SHORT PROBLEM: List all the lines in these records that hold "content".

Data tied to figure images:

* * * *

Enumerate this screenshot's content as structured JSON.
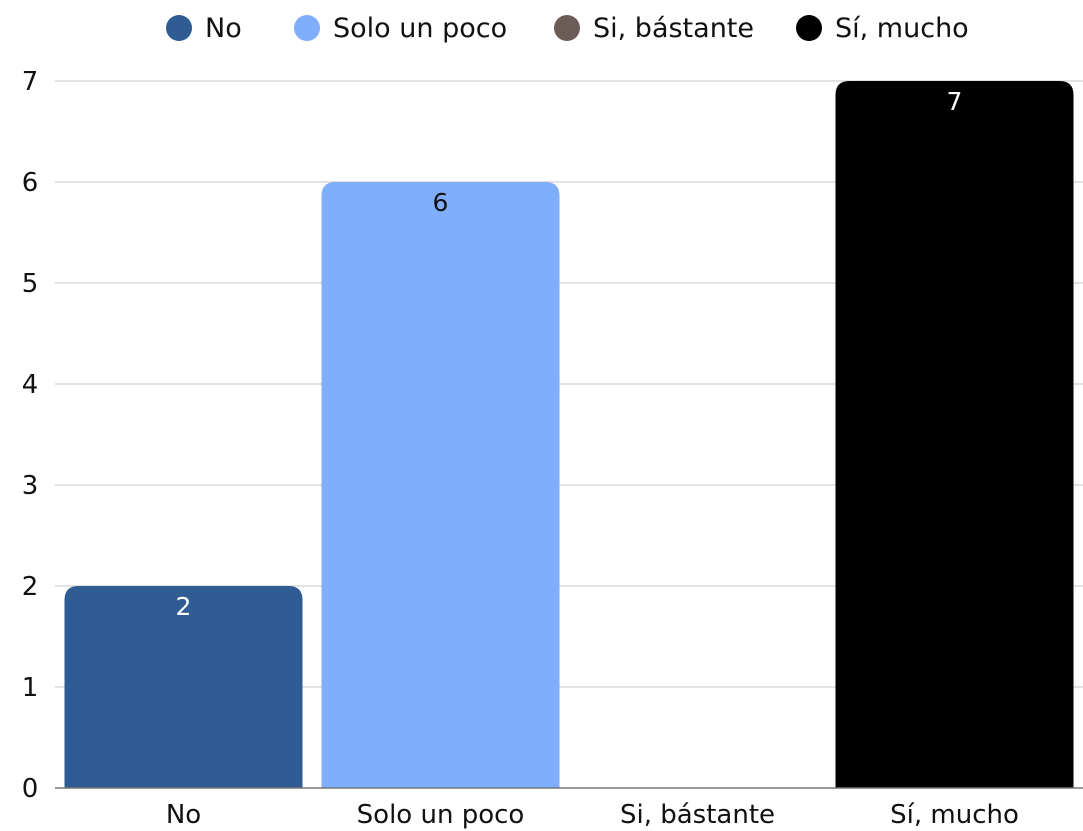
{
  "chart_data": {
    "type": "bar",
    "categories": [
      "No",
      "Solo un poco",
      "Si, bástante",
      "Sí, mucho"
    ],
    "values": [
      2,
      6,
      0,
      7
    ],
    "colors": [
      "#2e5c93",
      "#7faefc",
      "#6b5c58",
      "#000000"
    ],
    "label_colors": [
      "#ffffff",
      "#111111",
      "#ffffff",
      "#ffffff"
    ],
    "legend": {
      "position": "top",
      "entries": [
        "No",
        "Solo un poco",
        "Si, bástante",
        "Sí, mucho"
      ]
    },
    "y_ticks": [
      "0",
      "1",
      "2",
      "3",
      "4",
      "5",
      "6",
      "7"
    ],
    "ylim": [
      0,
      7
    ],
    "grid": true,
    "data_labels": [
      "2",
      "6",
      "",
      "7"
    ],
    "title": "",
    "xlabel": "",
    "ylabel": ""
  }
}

* * * *

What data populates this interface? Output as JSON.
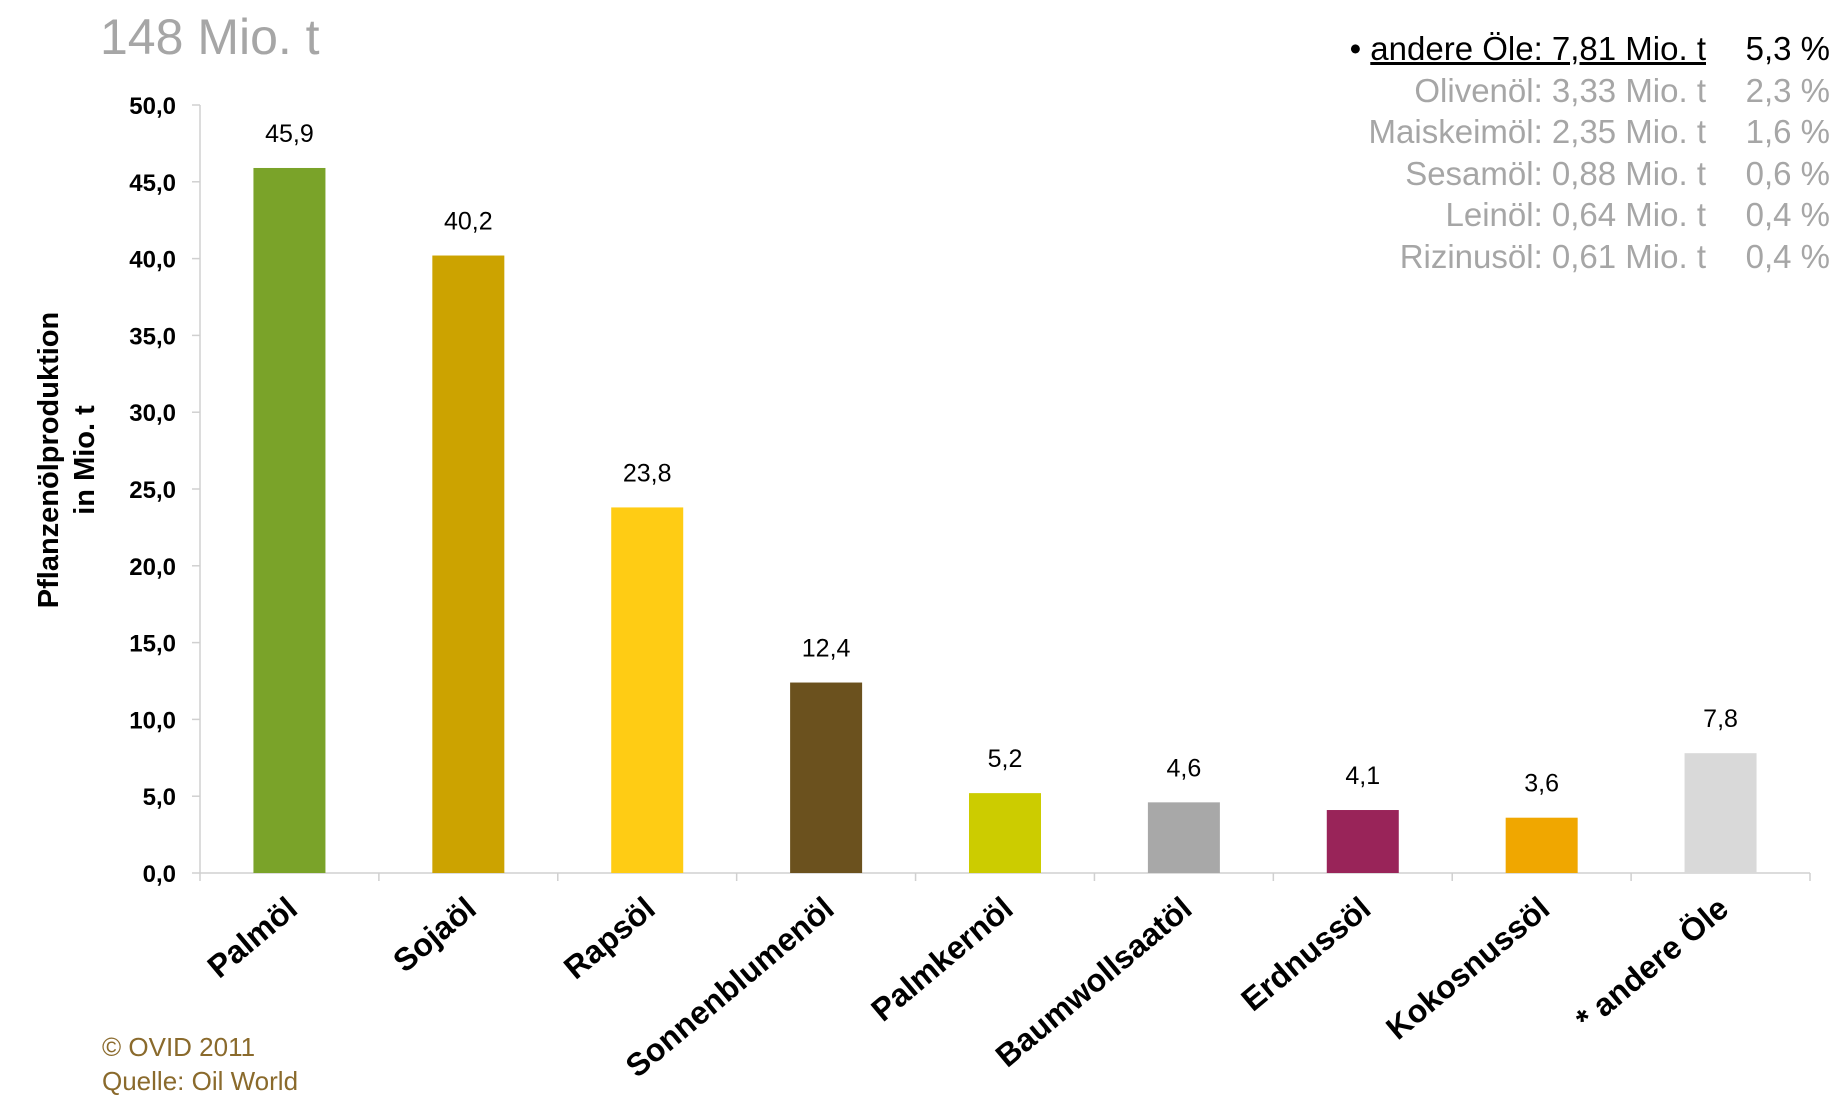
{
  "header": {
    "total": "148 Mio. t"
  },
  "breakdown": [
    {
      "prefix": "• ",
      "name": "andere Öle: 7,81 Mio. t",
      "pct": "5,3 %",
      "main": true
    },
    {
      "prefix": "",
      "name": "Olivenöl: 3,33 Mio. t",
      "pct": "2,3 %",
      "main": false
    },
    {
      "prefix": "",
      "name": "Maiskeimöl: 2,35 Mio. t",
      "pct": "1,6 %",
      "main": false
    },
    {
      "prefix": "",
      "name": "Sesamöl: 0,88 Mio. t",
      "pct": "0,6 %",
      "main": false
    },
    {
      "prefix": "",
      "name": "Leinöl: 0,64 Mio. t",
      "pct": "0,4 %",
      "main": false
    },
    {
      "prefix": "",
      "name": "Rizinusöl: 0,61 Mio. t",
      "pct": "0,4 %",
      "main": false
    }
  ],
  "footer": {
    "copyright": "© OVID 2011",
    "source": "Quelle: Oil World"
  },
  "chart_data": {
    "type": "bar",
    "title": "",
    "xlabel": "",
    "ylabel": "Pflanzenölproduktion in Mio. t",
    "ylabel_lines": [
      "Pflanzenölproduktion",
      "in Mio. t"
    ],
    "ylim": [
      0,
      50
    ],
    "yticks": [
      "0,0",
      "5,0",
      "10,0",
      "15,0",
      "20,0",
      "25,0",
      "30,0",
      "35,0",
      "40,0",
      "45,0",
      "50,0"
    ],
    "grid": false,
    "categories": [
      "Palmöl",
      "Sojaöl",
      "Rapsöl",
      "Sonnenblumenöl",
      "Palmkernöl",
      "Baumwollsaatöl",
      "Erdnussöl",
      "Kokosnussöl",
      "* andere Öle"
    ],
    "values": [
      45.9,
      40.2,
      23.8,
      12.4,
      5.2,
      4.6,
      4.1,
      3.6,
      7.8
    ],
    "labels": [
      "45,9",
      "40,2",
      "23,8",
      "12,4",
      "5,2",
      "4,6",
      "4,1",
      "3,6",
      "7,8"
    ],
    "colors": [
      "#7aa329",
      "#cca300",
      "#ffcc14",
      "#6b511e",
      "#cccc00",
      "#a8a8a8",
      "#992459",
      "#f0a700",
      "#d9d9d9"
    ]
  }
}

* * * *

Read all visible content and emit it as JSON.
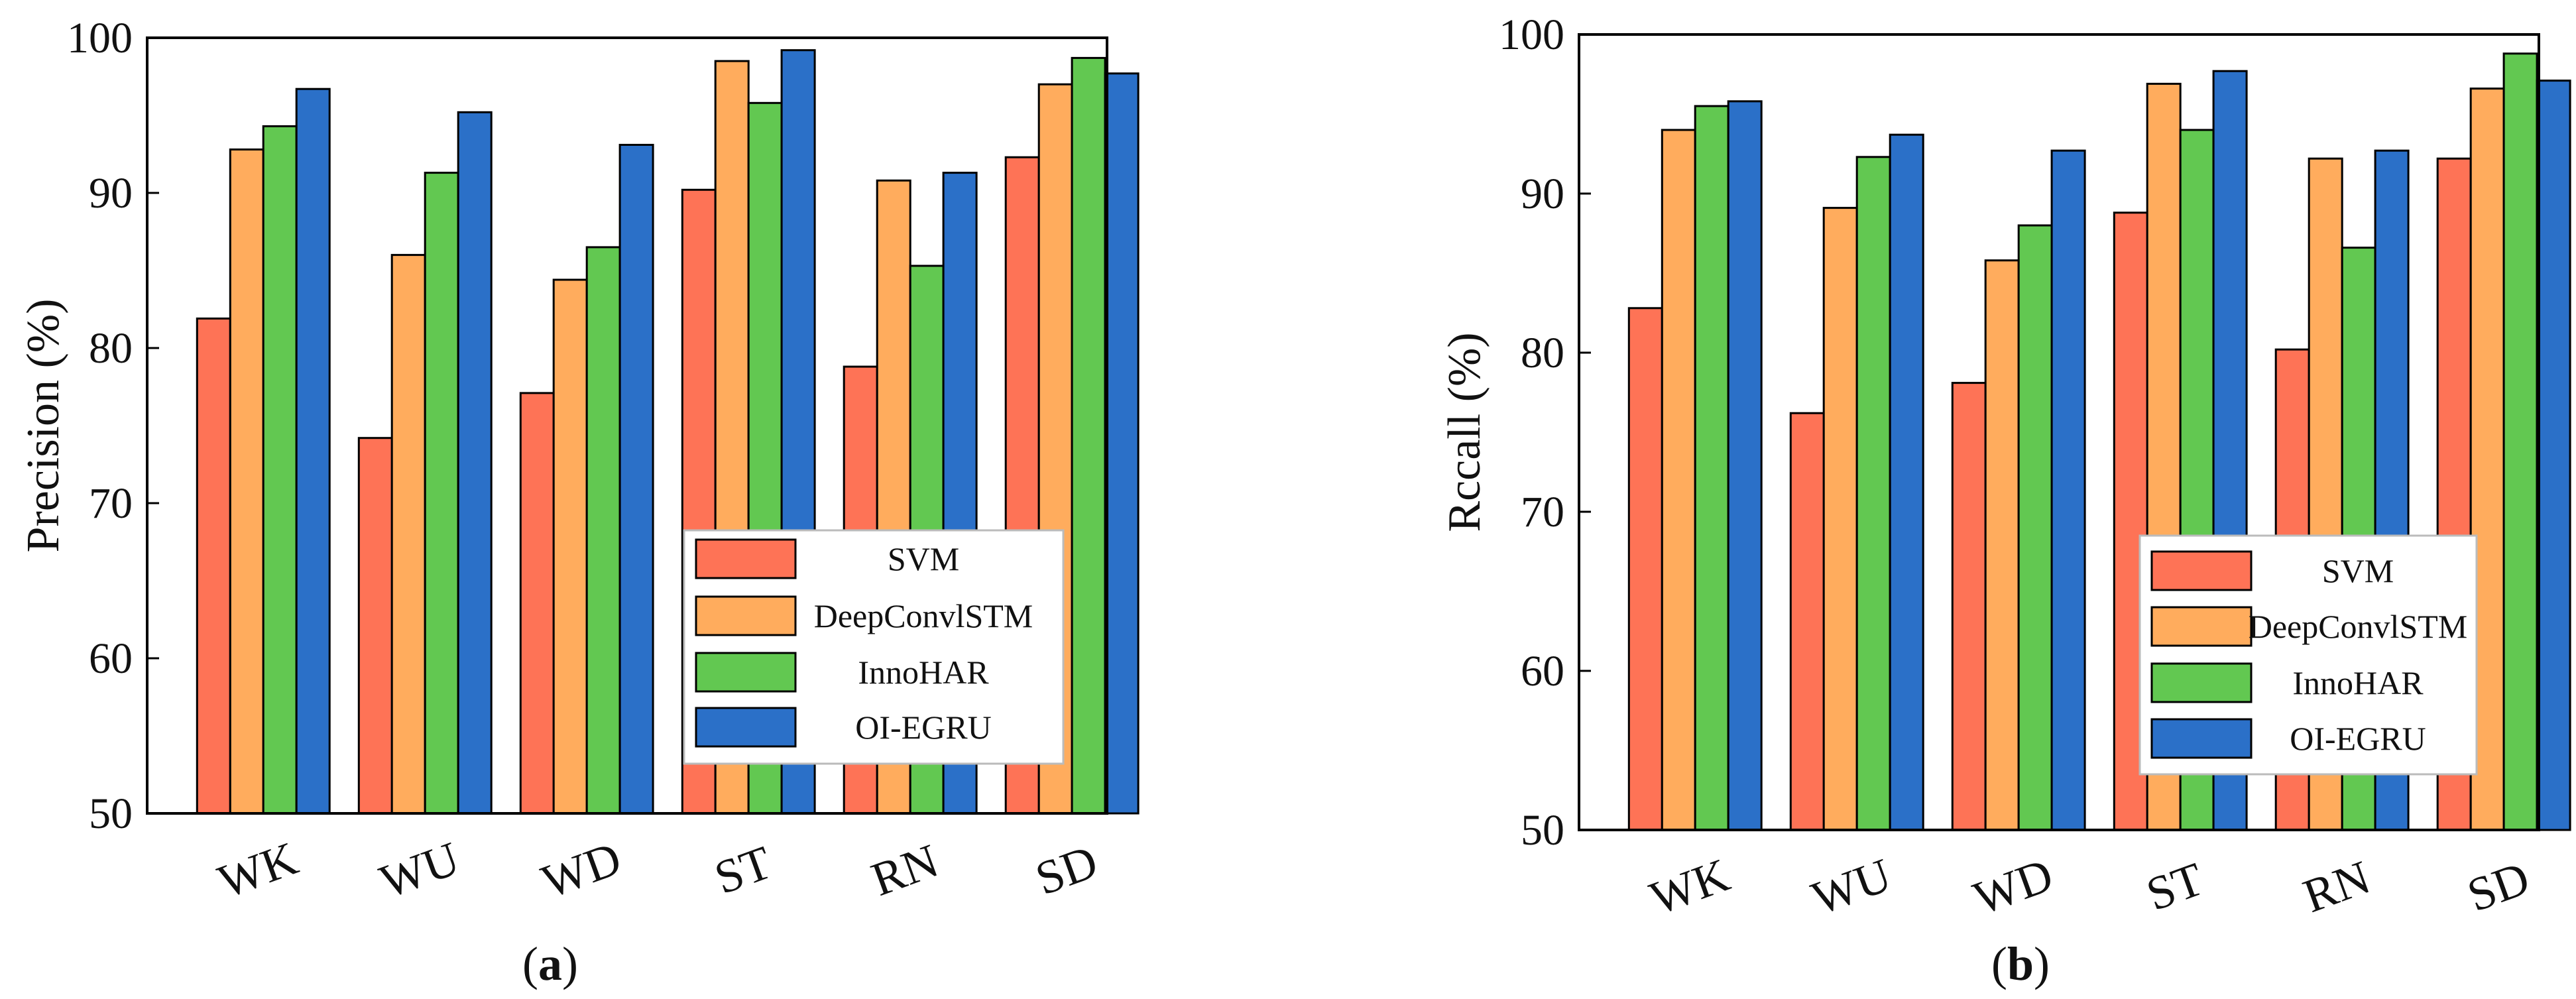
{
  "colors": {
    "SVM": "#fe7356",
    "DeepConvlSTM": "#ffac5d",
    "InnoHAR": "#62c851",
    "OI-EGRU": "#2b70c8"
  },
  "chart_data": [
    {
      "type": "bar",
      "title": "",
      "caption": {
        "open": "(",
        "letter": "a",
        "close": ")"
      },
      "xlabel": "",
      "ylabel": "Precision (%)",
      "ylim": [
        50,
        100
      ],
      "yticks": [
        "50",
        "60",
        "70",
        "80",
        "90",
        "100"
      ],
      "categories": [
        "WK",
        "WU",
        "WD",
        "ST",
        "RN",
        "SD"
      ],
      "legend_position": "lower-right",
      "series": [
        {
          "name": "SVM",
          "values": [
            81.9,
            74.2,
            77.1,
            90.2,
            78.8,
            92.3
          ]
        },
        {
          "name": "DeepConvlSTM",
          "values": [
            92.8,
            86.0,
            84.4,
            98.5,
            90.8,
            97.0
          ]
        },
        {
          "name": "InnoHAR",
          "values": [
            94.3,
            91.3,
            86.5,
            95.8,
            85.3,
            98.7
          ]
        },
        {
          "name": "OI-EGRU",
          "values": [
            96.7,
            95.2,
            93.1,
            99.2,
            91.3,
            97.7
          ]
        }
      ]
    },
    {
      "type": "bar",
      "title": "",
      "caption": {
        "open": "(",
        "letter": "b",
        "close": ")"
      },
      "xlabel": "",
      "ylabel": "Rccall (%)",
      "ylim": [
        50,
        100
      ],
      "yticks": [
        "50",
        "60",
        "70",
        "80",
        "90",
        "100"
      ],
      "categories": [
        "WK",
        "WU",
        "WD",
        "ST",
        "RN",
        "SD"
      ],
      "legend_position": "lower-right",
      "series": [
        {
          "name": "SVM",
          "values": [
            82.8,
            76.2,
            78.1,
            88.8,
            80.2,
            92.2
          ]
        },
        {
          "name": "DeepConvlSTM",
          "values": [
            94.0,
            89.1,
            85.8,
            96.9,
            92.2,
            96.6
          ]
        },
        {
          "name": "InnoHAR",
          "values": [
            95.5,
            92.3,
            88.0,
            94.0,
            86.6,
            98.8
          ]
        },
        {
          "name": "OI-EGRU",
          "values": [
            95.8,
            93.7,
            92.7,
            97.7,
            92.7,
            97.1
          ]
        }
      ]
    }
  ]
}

* * * *

TASK RESULT:
Enumerate this screenshot's content as structured JSON.
Read all visible content and emit it as JSON.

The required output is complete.